### [Problem description]
Select the lines that hold the word "this" and copy each one.

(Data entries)
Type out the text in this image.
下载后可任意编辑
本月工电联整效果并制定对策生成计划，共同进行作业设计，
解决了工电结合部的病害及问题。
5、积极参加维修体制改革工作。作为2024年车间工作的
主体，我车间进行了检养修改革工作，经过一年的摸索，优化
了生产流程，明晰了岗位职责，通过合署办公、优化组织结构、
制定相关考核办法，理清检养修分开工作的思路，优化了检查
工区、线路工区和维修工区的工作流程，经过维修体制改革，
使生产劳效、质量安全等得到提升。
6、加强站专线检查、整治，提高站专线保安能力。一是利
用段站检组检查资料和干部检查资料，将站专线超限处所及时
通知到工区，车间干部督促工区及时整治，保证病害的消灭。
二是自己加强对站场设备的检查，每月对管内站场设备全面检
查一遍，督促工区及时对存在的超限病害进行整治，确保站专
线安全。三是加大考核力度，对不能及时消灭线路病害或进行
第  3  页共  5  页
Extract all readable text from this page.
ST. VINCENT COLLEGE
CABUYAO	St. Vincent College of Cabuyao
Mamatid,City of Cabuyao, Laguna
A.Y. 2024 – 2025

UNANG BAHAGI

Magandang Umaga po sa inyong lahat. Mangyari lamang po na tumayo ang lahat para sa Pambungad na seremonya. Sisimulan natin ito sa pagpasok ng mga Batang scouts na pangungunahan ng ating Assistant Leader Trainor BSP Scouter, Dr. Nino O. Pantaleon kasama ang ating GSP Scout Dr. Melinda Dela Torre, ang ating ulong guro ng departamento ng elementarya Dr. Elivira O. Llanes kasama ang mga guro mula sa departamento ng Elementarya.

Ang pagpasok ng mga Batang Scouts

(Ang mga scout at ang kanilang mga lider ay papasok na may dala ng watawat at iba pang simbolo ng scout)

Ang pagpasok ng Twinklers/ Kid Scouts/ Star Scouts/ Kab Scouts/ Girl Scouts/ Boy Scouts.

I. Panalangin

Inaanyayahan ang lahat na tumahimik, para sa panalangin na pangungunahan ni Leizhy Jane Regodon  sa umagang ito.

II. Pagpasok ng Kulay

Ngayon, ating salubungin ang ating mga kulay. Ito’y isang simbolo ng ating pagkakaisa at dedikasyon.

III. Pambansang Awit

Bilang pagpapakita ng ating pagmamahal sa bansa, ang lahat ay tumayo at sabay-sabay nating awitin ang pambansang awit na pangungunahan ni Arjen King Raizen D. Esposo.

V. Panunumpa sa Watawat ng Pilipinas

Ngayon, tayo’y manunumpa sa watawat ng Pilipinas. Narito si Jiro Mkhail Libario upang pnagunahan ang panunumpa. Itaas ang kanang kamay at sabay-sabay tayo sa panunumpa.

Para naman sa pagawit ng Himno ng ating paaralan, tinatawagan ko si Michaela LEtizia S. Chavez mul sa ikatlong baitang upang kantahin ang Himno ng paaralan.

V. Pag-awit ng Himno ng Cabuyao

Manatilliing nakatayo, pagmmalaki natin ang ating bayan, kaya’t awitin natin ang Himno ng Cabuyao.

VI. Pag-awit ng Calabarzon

### [Task result]
Type out the text in this image.
Extract all readable text from this page.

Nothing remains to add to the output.